Make an exact copy of the entries, and keep any pictures out of it.
── Record extracts
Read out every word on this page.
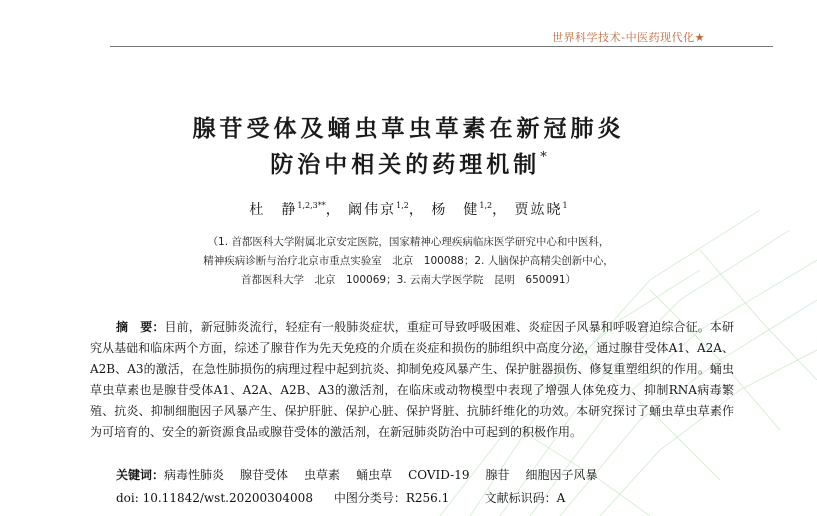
世界科学技术-中医药现代化★
腺苷受体及蛹虫草虫草素在新冠肺炎
防治中相关的药理机制*
杜　静$^{1,2,3**}$， 阚伟京$^{1,2}$， 杨　健$^{1,2}$， 贾竑晓$^1$
（1. 首都医科大学附属北京安定医院，国家精神心理疾病临床医学研究中心和中医科，
精神疾病诊断与治疗北京市重点实验室　北京　100088；2. 人脑保护高精尖创新中心，
首都医科大学　北京　100069；3. 云南大学医学院　昆明　650091）
摘　要：目前，新冠肺炎流行，轻症有一般肺炎症状，重症可导致呼吸困难、炎症因子风暴和呼吸窘迫综合征。本研究从基础和临床两个方面，综述了腺苷作为先天免疫的介质在炎症和损伤的肺组织中高度分泌，通过腺苷受体A1、A2A、A2B、A3的激活，在急性肺损伤的病理过程中起到抗炎、抑制免疫风暴产生、保护脏器损伤、修复重塑组织的作用。蛹虫草虫草素也是腺苷受体A1、A2A、A2B、A3的激活剂，在临床或动物模型中表现了增强人体免疫力、抑制RNA病毒繁殖、抗炎、抑制细胞因子风暴产生、保护肝脏、保护心脏、保护肾脏、抗肺纤维化的功效。本研究探讨了蛹虫草虫草素作为可培育的、安全的新资源食品或腺苷受体的激活剂，在新冠肺炎防治中可起到的积极作用。
关键词：病毒性肺炎 腺苷受体 虫草素 蛹虫草 COVID-19 腺苷 细胞因子风暴
doi: 10.11842/wst.20200304008 中图分类号：R256.1	文献标识码：A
────
**Expected answer**
Read out every word on this page.
世界科学技术-中医药现代化★
腺苷受体及蛹虫草虫草素在新冠肺炎
防治中相关的药理机制*
杜　静$^{1,2,3**}$， 阚伟京$^{1,2}$， 杨　健$^{1,2}$， 贾竑晓$^1$
（1. 首都医科大学附属北京安定医院，国家精神心理疾病临床医学研究中心和中医科，
精神疾病诊断与治疗北京市重点实验室　北京　100088；2. 人脑保护高精尖创新中心，
首都医科大学　北京　100069；3. 云南大学医学院　昆明　650091）
摘　要：目前，新冠肺炎流行，轻症有一般肺炎症状，重症可导致呼吸困难、炎症因子风暴和呼吸窘迫综合征。本研究从基础和临床两个方面，综述了腺苷作为先天免疫的介质在炎症和损伤的肺组织中高度分泌，通过腺苷受体A1、A2A、A2B、A3的激活，在急性肺损伤的病理过程中起到抗炎、抑制免疫风暴产生、保护脏器损伤、修复重塑组织的作用。蛹虫草虫草素也是腺苷受体A1、A2A、A2B、A3的激活剂，在临床或动物模型中表现了增强人体免疫力、抑制RNA病毒繁殖、抗炎、抑制细胞因子风暴产生、保护肝脏、保护心脏、保护肾脏、抗肺纤维化的功效。本研究探讨了蛹虫草虫草素作为可培育的、安全的新资源食品或腺苷受体的激活剂，在新冠肺炎防治中可起到的积极作用。
关键词：病毒性肺炎 腺苷受体 虫草素 蛹虫草 COVID-19 腺苷 细胞因子风暴
doi: 10.11842/wst.20200304008 中图分类号：R256.1	文献标识码：A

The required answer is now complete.